---- SOURCE RECORDS

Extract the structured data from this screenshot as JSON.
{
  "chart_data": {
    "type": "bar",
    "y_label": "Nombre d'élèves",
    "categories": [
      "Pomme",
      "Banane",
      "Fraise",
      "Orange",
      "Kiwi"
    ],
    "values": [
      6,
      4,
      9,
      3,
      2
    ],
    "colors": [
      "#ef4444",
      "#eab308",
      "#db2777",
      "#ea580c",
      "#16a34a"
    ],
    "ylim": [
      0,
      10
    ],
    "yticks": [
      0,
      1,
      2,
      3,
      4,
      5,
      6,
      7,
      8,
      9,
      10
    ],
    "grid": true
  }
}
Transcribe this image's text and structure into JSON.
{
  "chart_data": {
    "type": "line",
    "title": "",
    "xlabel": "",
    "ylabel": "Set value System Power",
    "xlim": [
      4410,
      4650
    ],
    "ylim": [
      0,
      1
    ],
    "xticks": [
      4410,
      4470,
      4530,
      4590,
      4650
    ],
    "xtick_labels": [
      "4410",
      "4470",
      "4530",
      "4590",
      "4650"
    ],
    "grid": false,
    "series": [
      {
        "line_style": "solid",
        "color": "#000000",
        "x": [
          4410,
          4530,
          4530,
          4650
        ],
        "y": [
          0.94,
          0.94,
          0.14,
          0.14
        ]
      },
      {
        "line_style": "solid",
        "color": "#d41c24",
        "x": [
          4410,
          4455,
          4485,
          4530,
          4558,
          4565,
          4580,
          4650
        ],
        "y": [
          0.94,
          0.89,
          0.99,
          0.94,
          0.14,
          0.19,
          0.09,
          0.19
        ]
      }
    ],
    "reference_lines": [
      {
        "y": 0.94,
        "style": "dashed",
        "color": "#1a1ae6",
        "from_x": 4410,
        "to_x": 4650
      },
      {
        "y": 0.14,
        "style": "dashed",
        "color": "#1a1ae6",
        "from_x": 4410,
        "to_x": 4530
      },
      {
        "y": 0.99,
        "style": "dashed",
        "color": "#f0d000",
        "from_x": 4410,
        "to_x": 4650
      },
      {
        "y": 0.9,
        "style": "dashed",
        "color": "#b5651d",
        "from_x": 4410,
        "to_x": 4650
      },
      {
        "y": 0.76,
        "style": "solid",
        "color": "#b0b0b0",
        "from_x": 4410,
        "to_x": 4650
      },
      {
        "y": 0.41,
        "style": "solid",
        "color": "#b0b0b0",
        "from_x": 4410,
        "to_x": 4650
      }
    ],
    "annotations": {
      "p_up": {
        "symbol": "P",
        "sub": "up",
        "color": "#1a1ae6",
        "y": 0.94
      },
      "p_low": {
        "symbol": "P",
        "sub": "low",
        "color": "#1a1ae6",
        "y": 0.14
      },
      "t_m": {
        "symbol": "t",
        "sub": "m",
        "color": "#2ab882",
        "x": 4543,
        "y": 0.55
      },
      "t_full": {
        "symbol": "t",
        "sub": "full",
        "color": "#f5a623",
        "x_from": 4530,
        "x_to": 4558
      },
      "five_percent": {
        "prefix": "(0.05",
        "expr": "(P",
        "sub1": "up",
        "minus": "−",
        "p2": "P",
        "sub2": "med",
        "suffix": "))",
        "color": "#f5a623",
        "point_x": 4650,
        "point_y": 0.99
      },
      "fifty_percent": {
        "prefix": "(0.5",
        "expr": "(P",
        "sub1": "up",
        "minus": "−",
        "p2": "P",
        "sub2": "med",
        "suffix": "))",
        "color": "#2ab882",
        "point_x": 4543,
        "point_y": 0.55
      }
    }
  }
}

--------

▶ _TASK GOAL_:
Go through the data and return every record exactly.

▶ _COMPLETE OUTPUT_:
Extract the structured data from this screenshot as JSON.
{
  "chart_data": {
    "type": "bar",
    "y_label": "Nombre d'élèves",
    "categories": [
      "Pomme",
      "Banane",
      "Fraise",
      "Orange",
      "Kiwi"
    ],
    "values": [
      6,
      4,
      9,
      3,
      2
    ],
    "colors": [
      "#ef4444",
      "#eab308",
      "#db2777",
      "#ea580c",
      "#16a34a"
    ],
    "ylim": [
      0,
      10
    ],
    "yticks": [
      0,
      1,
      2,
      3,
      4,
      5,
      6,
      7,
      8,
      9,
      10
    ],
    "grid": true
  }
}
Transcribe this image's text and structure into JSON.
{
  "chart_data": {
    "type": "line",
    "title": "",
    "xlabel": "",
    "ylabel": "Set value System Power",
    "xlim": [
      4410,
      4650
    ],
    "ylim": [
      0,
      1
    ],
    "xticks": [
      4410,
      4470,
      4530,
      4590,
      4650
    ],
    "xtick_labels": [
      "4410",
      "4470",
      "4530",
      "4590",
      "4650"
    ],
    "grid": false,
    "series": [
      {
        "line_style": "solid",
        "color": "#000000",
        "x": [
          4410,
          4530,
          4530,
          4650
        ],
        "y": [
          0.94,
          0.94,
          0.14,
          0.14
        ]
      },
      {
        "line_style": "solid",
        "color": "#d41c24",
        "x": [
          4410,
          4455,
          4485,
          4530,
          4558,
          4565,
          4580,
          4650
        ],
        "y": [
          0.94,
          0.89,
          0.99,
          0.94,
          0.14,
          0.19,
          0.09,
          0.19
        ]
      }
    ],
    "reference_lines": [
      {
        "y": 0.94,
        "style": "dashed",
        "color": "#1a1ae6",
        "from_x": 4410,
        "to_x": 4650
      },
      {
        "y": 0.14,
        "style": "dashed",
        "color": "#1a1ae6",
        "from_x": 4410,
        "to_x": 4530
      },
      {
        "y": 0.99,
        "style": "dashed",
        "color": "#f0d000",
        "from_x": 4410,
        "to_x": 4650
      },
      {
        "y": 0.9,
        "style": "dashed",
        "color": "#b5651d",
        "from_x": 4410,
        "to_x": 4650
      },
      {
        "y": 0.76,
        "style": "solid",
        "color": "#b0b0b0",
        "from_x": 4410,
        "to_x": 4650
      },
      {
        "y": 0.41,
        "style": "solid",
        "color": "#b0b0b0",
        "from_x": 4410,
        "to_x": 4650
      }
    ],
    "annotations": {
      "p_up": {
        "symbol": "P",
        "sub": "up",
        "color": "#1a1ae6",
        "y": 0.94
      },
      "p_low": {
        "symbol": "P",
        "sub": "low",
        "color": "#1a1ae6",
        "y": 0.14
      },
      "t_m": {
        "symbol": "t",
        "sub": "m",
        "color": "#2ab882",
        "x": 4543,
        "y": 0.55
      },
      "t_full": {
        "symbol": "t",
        "sub": "full",
        "color": "#f5a623",
        "x_from": 4530,
        "x_to": 4558
      },
      "five_percent": {
        "prefix": "(0.05",
        "expr": "(P",
        "sub1": "up",
        "minus": "−",
        "p2": "P",
        "sub2": "med",
        "suffix": "))",
        "color": "#f5a623",
        "point_x": 4650,
        "point_y": 0.99
      },
      "fifty_percent": {
        "prefix": "(0.5",
        "expr": "(P",
        "sub1": "up",
        "minus": "−",
        "p2": "P",
        "sub2": "med",
        "suffix": "))",
        "color": "#2ab882",
        "point_x": 4543,
        "point_y": 0.55
      }
    }
  }
}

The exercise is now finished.